### Stated task
Using the entries that follow, state how many lines contain the word "rest". The response is that number and nothing more.

>> start Input for this task

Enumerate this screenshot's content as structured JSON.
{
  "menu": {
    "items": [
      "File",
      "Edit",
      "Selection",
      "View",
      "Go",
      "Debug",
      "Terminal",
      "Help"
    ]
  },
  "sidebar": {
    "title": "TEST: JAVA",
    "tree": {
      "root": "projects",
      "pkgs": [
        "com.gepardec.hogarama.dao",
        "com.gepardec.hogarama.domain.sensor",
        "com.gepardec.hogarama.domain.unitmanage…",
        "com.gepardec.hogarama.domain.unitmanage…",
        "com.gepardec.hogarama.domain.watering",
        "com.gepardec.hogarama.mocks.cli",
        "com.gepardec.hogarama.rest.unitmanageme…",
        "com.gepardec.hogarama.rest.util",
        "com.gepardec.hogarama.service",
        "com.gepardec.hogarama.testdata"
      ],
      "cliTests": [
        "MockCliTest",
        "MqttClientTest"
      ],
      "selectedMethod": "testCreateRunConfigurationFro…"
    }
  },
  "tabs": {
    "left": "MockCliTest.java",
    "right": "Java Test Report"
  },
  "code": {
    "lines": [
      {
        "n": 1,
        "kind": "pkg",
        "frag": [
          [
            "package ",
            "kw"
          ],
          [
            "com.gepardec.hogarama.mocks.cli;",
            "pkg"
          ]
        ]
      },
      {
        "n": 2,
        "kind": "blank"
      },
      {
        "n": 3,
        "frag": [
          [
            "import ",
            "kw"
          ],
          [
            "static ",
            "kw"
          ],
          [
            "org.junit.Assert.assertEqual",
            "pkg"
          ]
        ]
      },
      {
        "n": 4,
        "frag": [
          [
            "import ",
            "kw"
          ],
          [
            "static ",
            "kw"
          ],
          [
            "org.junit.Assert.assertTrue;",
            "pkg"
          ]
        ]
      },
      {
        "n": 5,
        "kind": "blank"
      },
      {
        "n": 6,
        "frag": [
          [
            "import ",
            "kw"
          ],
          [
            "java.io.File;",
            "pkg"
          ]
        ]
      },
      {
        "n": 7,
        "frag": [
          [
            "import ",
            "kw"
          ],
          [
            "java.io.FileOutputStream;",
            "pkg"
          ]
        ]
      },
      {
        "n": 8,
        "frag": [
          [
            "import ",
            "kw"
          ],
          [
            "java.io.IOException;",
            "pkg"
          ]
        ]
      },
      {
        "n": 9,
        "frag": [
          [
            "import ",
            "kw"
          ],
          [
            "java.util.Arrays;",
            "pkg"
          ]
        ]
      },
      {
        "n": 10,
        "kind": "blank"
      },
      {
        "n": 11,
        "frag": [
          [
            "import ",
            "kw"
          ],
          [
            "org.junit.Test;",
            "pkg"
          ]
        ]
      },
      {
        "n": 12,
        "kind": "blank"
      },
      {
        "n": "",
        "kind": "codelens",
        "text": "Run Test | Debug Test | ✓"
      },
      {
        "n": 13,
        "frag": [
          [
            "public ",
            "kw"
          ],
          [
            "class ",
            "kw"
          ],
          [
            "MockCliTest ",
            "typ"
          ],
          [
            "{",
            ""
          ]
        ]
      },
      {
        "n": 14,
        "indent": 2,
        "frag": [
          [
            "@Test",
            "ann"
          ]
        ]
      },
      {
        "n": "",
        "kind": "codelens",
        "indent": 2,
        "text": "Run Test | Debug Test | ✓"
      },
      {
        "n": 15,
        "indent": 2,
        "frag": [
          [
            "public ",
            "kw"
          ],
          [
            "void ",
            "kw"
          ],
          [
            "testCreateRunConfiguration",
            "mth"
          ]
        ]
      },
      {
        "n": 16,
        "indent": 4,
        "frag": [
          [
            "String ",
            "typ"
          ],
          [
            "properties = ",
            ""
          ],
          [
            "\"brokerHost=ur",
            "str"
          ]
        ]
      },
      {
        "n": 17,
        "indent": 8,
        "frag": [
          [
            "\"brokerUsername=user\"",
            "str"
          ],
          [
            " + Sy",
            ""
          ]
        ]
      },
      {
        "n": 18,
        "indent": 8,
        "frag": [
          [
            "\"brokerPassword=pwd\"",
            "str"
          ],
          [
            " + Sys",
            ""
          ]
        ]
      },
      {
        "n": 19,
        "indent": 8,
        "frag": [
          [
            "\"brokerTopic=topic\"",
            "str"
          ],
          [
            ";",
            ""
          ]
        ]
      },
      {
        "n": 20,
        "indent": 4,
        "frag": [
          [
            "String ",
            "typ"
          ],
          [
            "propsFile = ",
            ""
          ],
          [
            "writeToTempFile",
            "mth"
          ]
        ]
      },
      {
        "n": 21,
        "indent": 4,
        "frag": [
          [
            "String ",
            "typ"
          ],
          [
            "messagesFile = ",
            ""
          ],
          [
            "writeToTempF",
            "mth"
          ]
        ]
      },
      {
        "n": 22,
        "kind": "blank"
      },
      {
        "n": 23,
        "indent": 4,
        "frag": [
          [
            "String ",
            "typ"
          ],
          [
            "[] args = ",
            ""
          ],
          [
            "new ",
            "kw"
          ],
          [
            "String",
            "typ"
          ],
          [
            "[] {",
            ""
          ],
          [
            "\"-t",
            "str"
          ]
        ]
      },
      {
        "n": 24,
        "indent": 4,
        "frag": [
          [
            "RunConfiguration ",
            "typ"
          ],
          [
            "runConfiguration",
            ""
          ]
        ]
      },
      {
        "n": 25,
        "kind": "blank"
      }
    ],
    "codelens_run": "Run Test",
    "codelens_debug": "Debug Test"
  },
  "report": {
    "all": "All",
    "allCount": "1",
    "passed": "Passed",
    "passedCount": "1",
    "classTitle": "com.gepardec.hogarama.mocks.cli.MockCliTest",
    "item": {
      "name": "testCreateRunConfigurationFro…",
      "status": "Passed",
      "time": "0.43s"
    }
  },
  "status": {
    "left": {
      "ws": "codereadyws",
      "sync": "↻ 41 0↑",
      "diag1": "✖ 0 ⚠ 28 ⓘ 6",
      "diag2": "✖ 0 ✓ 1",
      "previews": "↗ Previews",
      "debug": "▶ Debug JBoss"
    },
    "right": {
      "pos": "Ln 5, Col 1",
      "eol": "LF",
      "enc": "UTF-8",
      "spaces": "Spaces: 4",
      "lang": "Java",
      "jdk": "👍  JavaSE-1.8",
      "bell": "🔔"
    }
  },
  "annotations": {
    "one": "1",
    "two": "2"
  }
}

>> end Input for this task

### Task response
2